***** Items *****
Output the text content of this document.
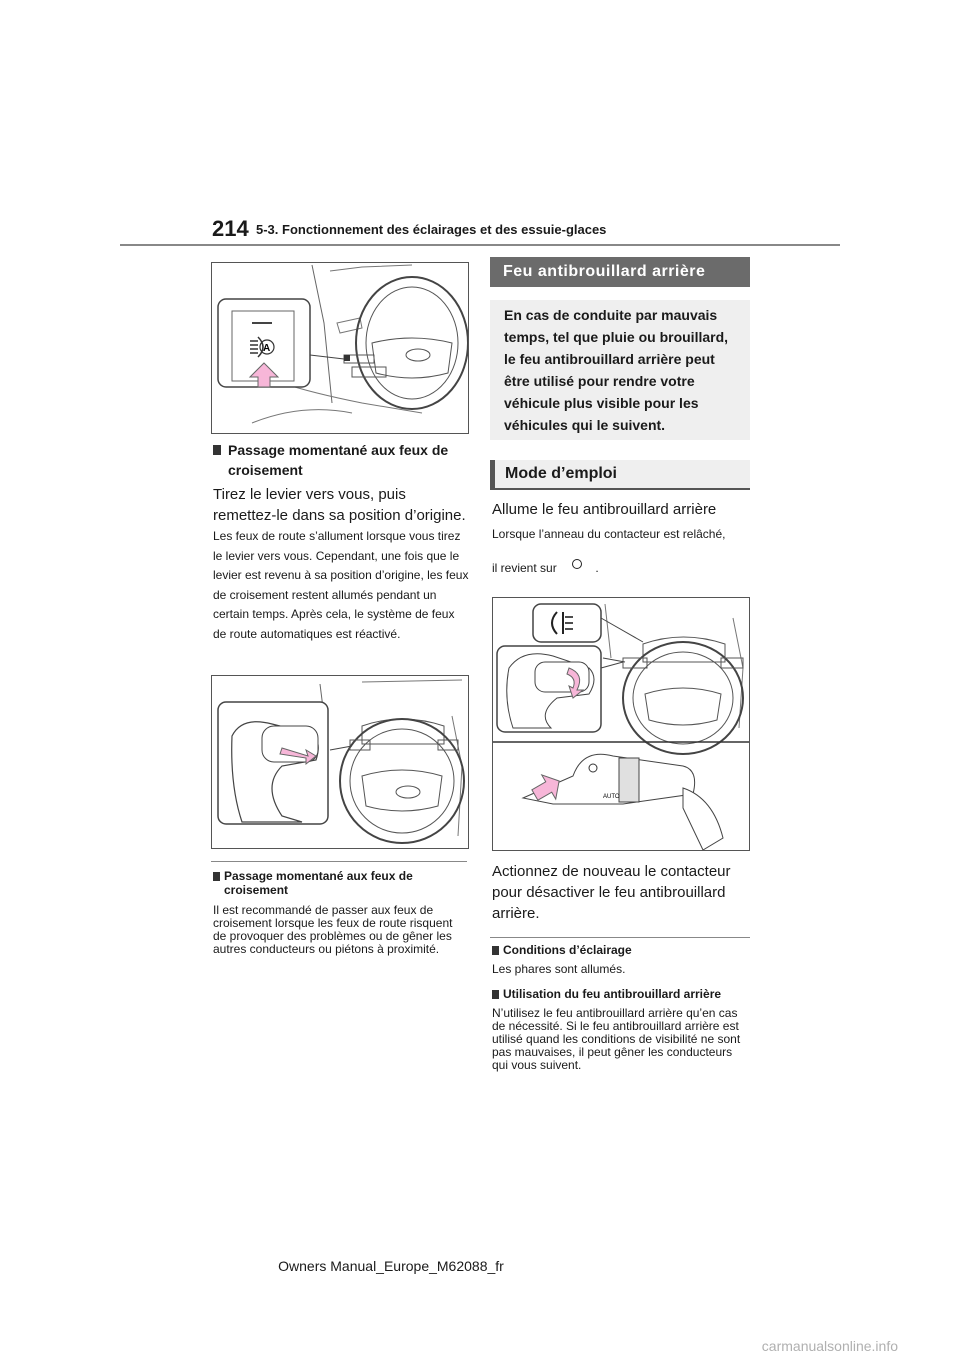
214 5-3. Fonctionnement des éclairages et des essuie-glaces
A
Passage momentané aux feux de croisement
Tirez le levier vers vous, puis remettez-le dans sa position d’origine.
Les feux de route s’allument lorsque vous tirez le levier vers vous. Cependant, une fois que le levier est revenu à sa position d’origine, les feux de croisement restent allumés pendant un certain temps. Après cela, le système de feux de route automatiques est réactivé.
Passage momentané aux feux de croisement
Il est recommandé de passer aux feux de croisement lorsque les feux de route risquent de provoquer des problèmes ou de gêner les autres conducteurs ou piétons à proximité.
Feu antibrouillard arrière
En cas de conduite par mauvais temps, tel que pluie ou brouillard, le feu antibrouillard arrière peut être utilisé pour rendre votre véhicule plus visible pour les véhicules qui le suivent.
Mode d’emploi
Allume le feu antibrouillard arrière
Lorsque l’anneau du contacteur est relâché,
il revient sur	.
AUTO
Actionnez de nouveau le contacteur pour désactiver le feu antibrouillard arrière.
Conditions d’éclairage
Les phares sont allumés.
Utilisation du feu antibrouillard arrière
N’utilisez le feu antibrouillard arrière qu’en cas de nécessité. Si le feu antibrouillard arrière est utilisé quand les conditions de visibilité ne sont pas mauvaises, il peut gêner les conducteurs qui vous suivent.
Owners Manual_Europe_M62088_fr
carmanualsonline.info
*****
» Given exercise
Reproduce the entries above word for word. Pictures stay out.

» Solution to the exercise
Output the text content of this document.
214 5-3. Fonctionnement des éclairages et des essuie-glaces
A
Passage momentané aux feux de croisement
Tirez le levier vers vous, puis remettez-le dans sa position d’origine.
Les feux de route s’allument lorsque vous tirez le levier vers vous. Cependant, une fois que le levier est revenu à sa position d’origine, les feux de croisement restent allumés pendant un certain temps. Après cela, le système de feux de route automatiques est réactivé.
Passage momentané aux feux de croisement
Il est recommandé de passer aux feux de croisement lorsque les feux de route risquent de provoquer des problèmes ou de gêner les autres conducteurs ou piétons à proximité.
Feu antibrouillard arrière
En cas de conduite par mauvais temps, tel que pluie ou brouillard, le feu antibrouillard arrière peut être utilisé pour rendre votre véhicule plus visible pour les véhicules qui le suivent.
Mode d’emploi
Allume le feu antibrouillard arrière
Lorsque l’anneau du contacteur est relâché,
il revient sur	.
AUTO
Actionnez de nouveau le contacteur pour désactiver le feu antibrouillard arrière.
Conditions d’éclairage
Les phares sont allumés.
Utilisation du feu antibrouillard arrière
N’utilisez le feu antibrouillard arrière qu’en cas de nécessité. Si le feu antibrouillard arrière est utilisé quand les conditions de visibilité ne sont pas mauvaises, il peut gêner les conducteurs qui vous suivent.
Owners Manual_Europe_M62088_fr
carmanualsonline.info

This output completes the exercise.